## Task requirements
Repeat the data word for word. Do not include the pictures.

## Exercise input
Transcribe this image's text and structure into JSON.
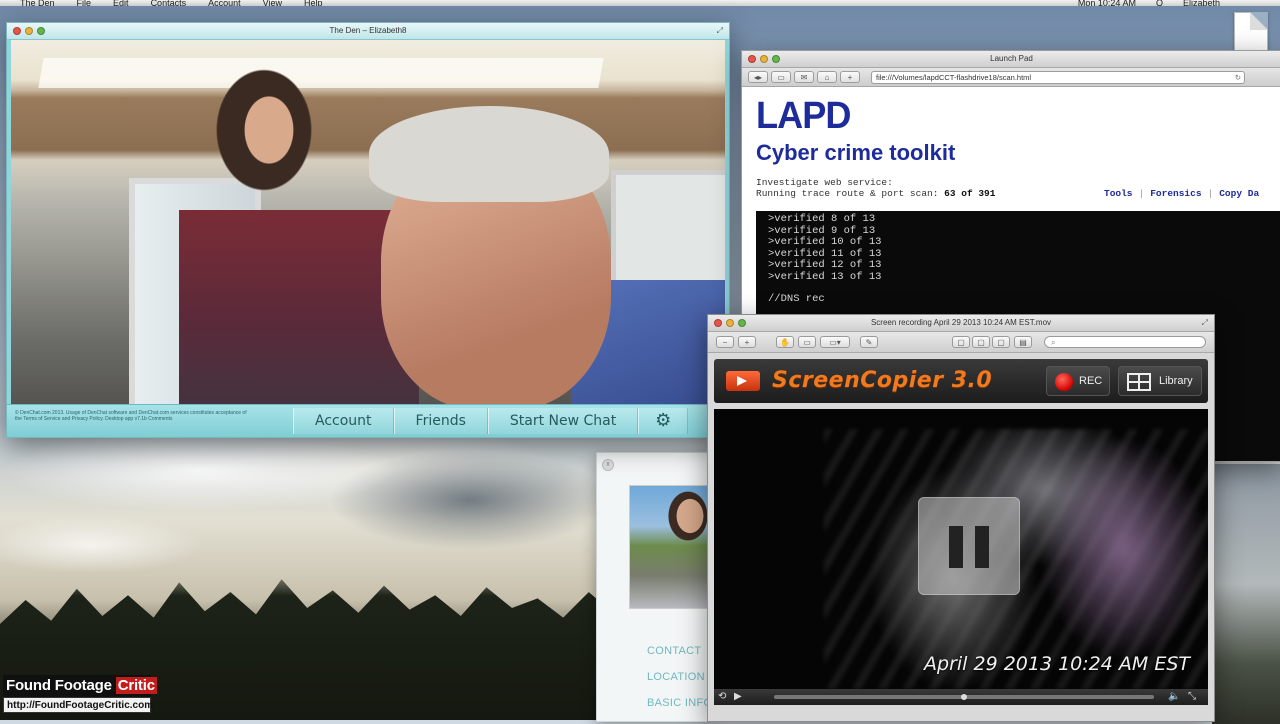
{
  "menubar": {
    "items": [
      "The Den",
      "File",
      "Edit",
      "Contacts",
      "Account",
      "View",
      "Help"
    ],
    "right_items": [
      "Mon 10:24 AM",
      "Q",
      "Elizabeth"
    ]
  },
  "chat_window": {
    "title": "The Den – Elizabeth8",
    "legal_text": "© DenChat.com 2013. Usage of DenChat software and DenChat.com services constitutes acceptance of the Terms of Service and Privacy Policy. Desktop app v7.1b   Comments",
    "nav": {
      "account": "Account",
      "friends": "Friends",
      "start_new_chat": "Start New Chat",
      "settings_icon": "gear-icon"
    }
  },
  "browser_window": {
    "title": "Launch Pad",
    "url": "file:///Volumes/lapdCCT-flashdrive18/scan.html",
    "logo": "LAPD",
    "subtitle": "Cyber crime toolkit",
    "investigate_line1": "Investigate web service:",
    "investigate_line2": "Running trace route & port scan: ",
    "scan_progress": "63 of 391",
    "links": [
      "Tools",
      "Forensics",
      "Copy Da"
    ],
    "console_lines": [
      ">verified 8 of 13",
      ">verified 9 of 13",
      ">verified 10 of 13",
      ">verified 11 of 13",
      ">verified 12 of 13",
      ">verified 13 of 13"
    ],
    "console_footer": "//DNS rec"
  },
  "contact_panel": {
    "close_label": "x",
    "links": [
      "CONTACT",
      "LOCATION",
      "BASIC INFO"
    ]
  },
  "recorder_window": {
    "title": "Screen recording April 29 2013 10:24 AM EST.mov",
    "app_name": "ScreenCopier 3.0",
    "rec_label": "REC",
    "library_label": "Library",
    "timestamp": "April 29 2013 10:24 AM EST",
    "playback_progress": 0.5
  },
  "watermark": {
    "brand_main": "Found Footage ",
    "brand_accent": "Critic",
    "url": "http://FoundFootageCritic.com"
  },
  "colors": {
    "lapd_blue": "#1e2b9a",
    "chat_teal": "#8fd6dc",
    "recorder_orange": "#f07a1d",
    "rec_red": "#d40000"
  }
}
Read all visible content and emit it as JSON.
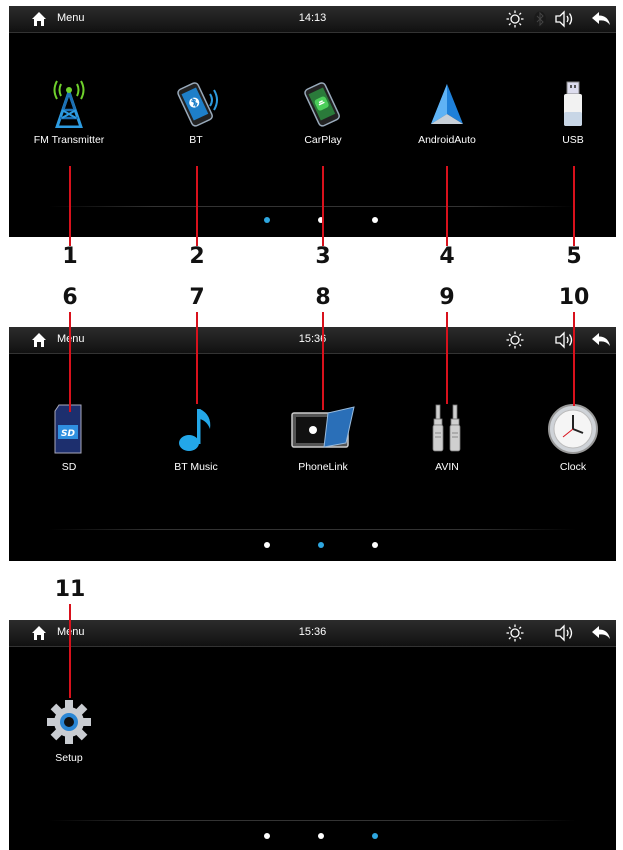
{
  "screens": [
    {
      "menu_label": "Menu",
      "time": "14:13",
      "apps": [
        {
          "label": "FM Transmitter",
          "icon": "fm-transmitter-icon"
        },
        {
          "label": "BT",
          "icon": "bt-phone-icon"
        },
        {
          "label": "CarPlay",
          "icon": "carplay-icon"
        },
        {
          "label": "AndroidAuto",
          "icon": "android-auto-icon"
        },
        {
          "label": "USB",
          "icon": "usb-icon"
        }
      ],
      "active_page": 1
    },
    {
      "menu_label": "Menu",
      "time": "15:36",
      "apps": [
        {
          "label": "SD",
          "icon": "sd-card-icon"
        },
        {
          "label": "BT Music",
          "icon": "music-note-icon"
        },
        {
          "label": "PhoneLink",
          "icon": "phonelink-icon"
        },
        {
          "label": "AVIN",
          "icon": "avin-jack-icon"
        },
        {
          "label": "Clock",
          "icon": "clock-icon"
        }
      ],
      "active_page": 2
    },
    {
      "menu_label": "Menu",
      "time": "15:36",
      "apps": [
        {
          "label": "Setup",
          "icon": "gear-icon"
        }
      ],
      "active_page": 3
    }
  ],
  "callouts": [
    "1",
    "2",
    "3",
    "4",
    "5",
    "6",
    "7",
    "8",
    "9",
    "10",
    "11"
  ],
  "colors": {
    "callout_line": "#d8111c",
    "active_dot": "#2ea7e0",
    "screen_bg": "#000000"
  }
}
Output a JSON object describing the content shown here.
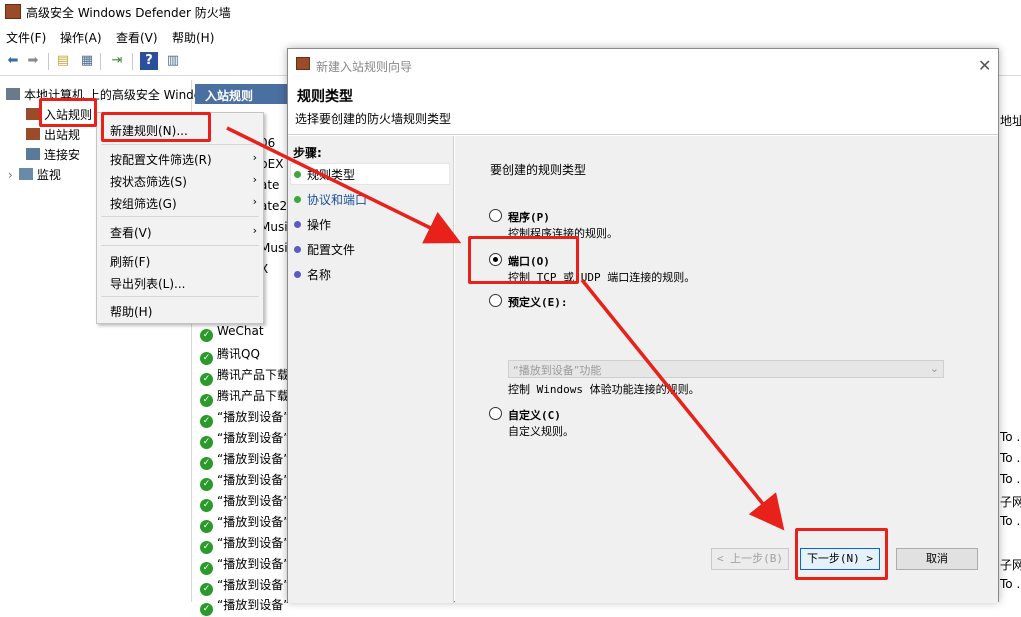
{
  "window": {
    "title": "高级安全 Windows Defender 防火墙",
    "app_icon": "firewall-icon"
  },
  "menubar": [
    "文件(F)",
    "操作(A)",
    "查看(V)",
    "帮助(H)"
  ],
  "toolbar": [
    "back-arrow-icon",
    "forward-arrow-icon",
    "folder-up-icon",
    "show-hide-tree-icon",
    "export-list-icon",
    "help-icon",
    "properties-icon"
  ],
  "tree": {
    "root": "本地计算机 上的高级安全 Windo",
    "items": [
      {
        "label": "入站规则",
        "icon": "inbound-rules-icon"
      },
      {
        "label": "出站规",
        "icon": "outbound-rules-icon"
      },
      {
        "label": "连接安",
        "icon": "connection-security-icon"
      },
      {
        "label": "监视",
        "icon": "monitor-icon"
      }
    ]
  },
  "rules_panel": {
    "header": "入站规则",
    "partial_rows": [
      "06",
      "pEX",
      "ate",
      "ate2",
      "Musi",
      "Musi",
      "X"
    ],
    "rows": [
      "WeChat",
      "腾讯QQ",
      "腾讯产品下载",
      "腾讯产品下载",
      "“播放到设备”",
      "“播放到设备”",
      "“播放到设备”",
      "“播放到设备”",
      "“播放到设备”",
      "“播放到设备”",
      "“播放到设备”",
      "“播放到设备”",
      "“播放到设备”",
      "“播放到设备”"
    ],
    "right_column": [
      "地址",
      "To .",
      "To .",
      "To .",
      "子网",
      "To .",
      "子网",
      "To ."
    ]
  },
  "context_menu": {
    "items": [
      {
        "label": "新建规则(N)...",
        "submenu": false
      },
      {
        "label": "按配置文件筛选(R)",
        "submenu": true
      },
      {
        "label": "按状态筛选(S)",
        "submenu": true
      },
      {
        "label": "按组筛选(G)",
        "submenu": true
      },
      {
        "label": "查看(V)",
        "submenu": true
      },
      {
        "label": "刷新(F)",
        "submenu": false
      },
      {
        "label": "导出列表(L)...",
        "submenu": false
      },
      {
        "label": "帮助(H)",
        "submenu": false
      }
    ]
  },
  "wizard": {
    "title": "新建入站规则向导",
    "heading": "规则类型",
    "subheading": "选择要创建的防火墙规则类型",
    "steps_label": "步骤:",
    "steps": [
      "规则类型",
      "协议和端口",
      "操作",
      "配置文件",
      "名称"
    ],
    "prompt": "要创建的规则类型",
    "options": [
      {
        "label": "程序(P)",
        "desc": "控制程序连接的规则。",
        "selected": false
      },
      {
        "label": "端口(O)",
        "desc": "控制 TCP 或 UDP 端口连接的规则。",
        "selected": true
      },
      {
        "label": "预定义(E):",
        "desc": "控制 Windows 体验功能连接的规则。",
        "selected": false
      },
      {
        "label": "自定义(C)",
        "desc": "自定义规则。",
        "selected": false
      }
    ],
    "predefined_value": "“播放到设备”功能",
    "buttons": {
      "back": "< 上一步(B)",
      "next": "下一步(N) >",
      "cancel": "取消"
    }
  },
  "colors": {
    "annotation_red": "#e8221b",
    "header_blue": "#4a6fa1",
    "rule_enabled_green": "#2a9a2a",
    "step_done_green": "#3aa83a",
    "step_pending_blue": "#5a5ac8"
  }
}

## Exercise output
Transcribe this image's text and structure into JSON.
{
  "menubar": {
    "items": [
      "The Den",
      "File",
      "Edit",
      "Contacts",
      "Account",
      "View",
      "Help"
    ],
    "right_items": [
      "Mon 10:24 AM",
      "Q",
      "Elizabeth"
    ]
  },
  "chat_window": {
    "title": "The Den – Elizabeth8",
    "legal_text": "© DenChat.com 2013. Usage of DenChat software and DenChat.com services constitutes acceptance of the Terms of Service and Privacy Policy. Desktop app v7.1b   Comments",
    "nav": {
      "account": "Account",
      "friends": "Friends",
      "start_new_chat": "Start New Chat",
      "settings_icon": "gear-icon"
    }
  },
  "browser_window": {
    "title": "Launch Pad",
    "url": "file:///Volumes/lapdCCT-flashdrive18/scan.html",
    "logo": "LAPD",
    "subtitle": "Cyber crime toolkit",
    "investigate_line1": "Investigate web service:",
    "investigate_line2": "Running trace route & port scan: ",
    "scan_progress": "63 of 391",
    "links": [
      "Tools",
      "Forensics",
      "Copy Da"
    ],
    "console_lines": [
      ">verified 8 of 13",
      ">verified 9 of 13",
      ">verified 10 of 13",
      ">verified 11 of 13",
      ">verified 12 of 13",
      ">verified 13 of 13"
    ],
    "console_footer": "//DNS rec"
  },
  "contact_panel": {
    "close_label": "x",
    "links": [
      "CONTACT",
      "LOCATION",
      "BASIC INFO"
    ]
  },
  "recorder_window": {
    "title": "Screen recording April 29 2013 10:24 AM EST.mov",
    "app_name": "ScreenCopier 3.0",
    "rec_label": "REC",
    "library_label": "Library",
    "timestamp": "April 29 2013 10:24 AM EST",
    "playback_progress": 0.5
  },
  "watermark": {
    "brand_main": "Found Footage ",
    "brand_accent": "Critic",
    "url": "http://FoundFootageCritic.com"
  },
  "colors": {
    "lapd_blue": "#1e2b9a",
    "chat_teal": "#8fd6dc",
    "recorder_orange": "#f07a1d",
    "rec_red": "#d40000"
  }
}
Read all visible content and emit it as JSON.
{
  "screens": [
    {
      "menu_label": "Menu",
      "time": "14:13",
      "apps": [
        {
          "label": "FM Transmitter",
          "icon": "fm-transmitter-icon"
        },
        {
          "label": "BT",
          "icon": "bt-phone-icon"
        },
        {
          "label": "CarPlay",
          "icon": "carplay-icon"
        },
        {
          "label": "AndroidAuto",
          "icon": "android-auto-icon"
        },
        {
          "label": "USB",
          "icon": "usb-icon"
        }
      ],
      "active_page": 1
    },
    {
      "menu_label": "Menu",
      "time": "15:36",
      "apps": [
        {
          "label": "SD",
          "icon": "sd-card-icon"
        },
        {
          "label": "BT Music",
          "icon": "music-note-icon"
        },
        {
          "label": "PhoneLink",
          "icon": "phonelink-icon"
        },
        {
          "label": "AVIN",
          "icon": "avin-jack-icon"
        },
        {
          "label": "Clock",
          "icon": "clock-icon"
        }
      ],
      "active_page": 2
    },
    {
      "menu_label": "Menu",
      "time": "15:36",
      "apps": [
        {
          "label": "Setup",
          "icon": "gear-icon"
        }
      ],
      "active_page": 3
    }
  ],
  "callouts": [
    "1",
    "2",
    "3",
    "4",
    "5",
    "6",
    "7",
    "8",
    "9",
    "10",
    "11"
  ],
  "colors": {
    "callout_line": "#d8111c",
    "active_dot": "#2ea7e0",
    "screen_bg": "#000000"
  }
}
Output a JSON object describing the content shown here.
{
  "window": {
    "title": "高级安全 Windows Defender 防火墙",
    "app_icon": "firewall-icon"
  },
  "menubar": [
    "文件(F)",
    "操作(A)",
    "查看(V)",
    "帮助(H)"
  ],
  "toolbar": [
    "back-arrow-icon",
    "forward-arrow-icon",
    "folder-up-icon",
    "show-hide-tree-icon",
    "export-list-icon",
    "help-icon",
    "properties-icon"
  ],
  "tree": {
    "root": "本地计算机 上的高级安全 Windo",
    "items": [
      {
        "label": "入站规则",
        "icon": "inbound-rules-icon"
      },
      {
        "label": "出站规",
        "icon": "outbound-rules-icon"
      },
      {
        "label": "连接安",
        "icon": "connection-security-icon"
      },
      {
        "label": "监视",
        "icon": "monitor-icon"
      }
    ]
  },
  "rules_panel": {
    "header": "入站规则",
    "partial_rows": [
      "06",
      "pEX",
      "ate",
      "ate2",
      "Musi",
      "Musi",
      "X"
    ],
    "rows": [
      "WeChat",
      "腾讯QQ",
      "腾讯产品下载",
      "腾讯产品下载",
      "“播放到设备”",
      "“播放到设备”",
      "“播放到设备”",
      "“播放到设备”",
      "“播放到设备”",
      "“播放到设备”",
      "“播放到设备”",
      "“播放到设备”",
      "“播放到设备”",
      "“播放到设备”"
    ],
    "right_column": [
      "地址",
      "To .",
      "To .",
      "To .",
      "子网",
      "To .",
      "子网",
      "To ."
    ]
  },
  "context_menu": {
    "items": [
      {
        "label": "新建规则(N)...",
        "submenu": false
      },
      {
        "label": "按配置文件筛选(R)",
        "submenu": true
      },
      {
        "label": "按状态筛选(S)",
        "submenu": true
      },
      {
        "label": "按组筛选(G)",
        "submenu": true
      },
      {
        "label": "查看(V)",
        "submenu": true
      },
      {
        "label": "刷新(F)",
        "submenu": false
      },
      {
        "label": "导出列表(L)...",
        "submenu": false
      },
      {
        "label": "帮助(H)",
        "submenu": false
      }
    ]
  },
  "wizard": {
    "title": "新建入站规则向导",
    "heading": "规则类型",
    "subheading": "选择要创建的防火墙规则类型",
    "steps_label": "步骤:",
    "steps": [
      "规则类型",
      "协议和端口",
      "操作",
      "配置文件",
      "名称"
    ],
    "prompt": "要创建的规则类型",
    "options": [
      {
        "label": "程序(P)",
        "desc": "控制程序连接的规则。",
        "selected": false
      },
      {
        "label": "端口(O)",
        "desc": "控制 TCP 或 UDP 端口连接的规则。",
        "selected": true
      },
      {
        "label": "预定义(E):",
        "desc": "控制 Windows 体验功能连接的规则。",
        "selected": false
      },
      {
        "label": "自定义(C)",
        "desc": "自定义规则。",
        "selected": false
      }
    ],
    "predefined_value": "“播放到设备”功能",
    "buttons": {
      "back": "< 上一步(B)",
      "next": "下一步(N) >",
      "cancel": "取消"
    }
  },
  "colors": {
    "annotation_red": "#e8221b",
    "header_blue": "#4a6fa1",
    "rule_enabled_green": "#2a9a2a",
    "step_done_green": "#3aa83a",
    "step_pending_blue": "#5a5ac8"
  }
}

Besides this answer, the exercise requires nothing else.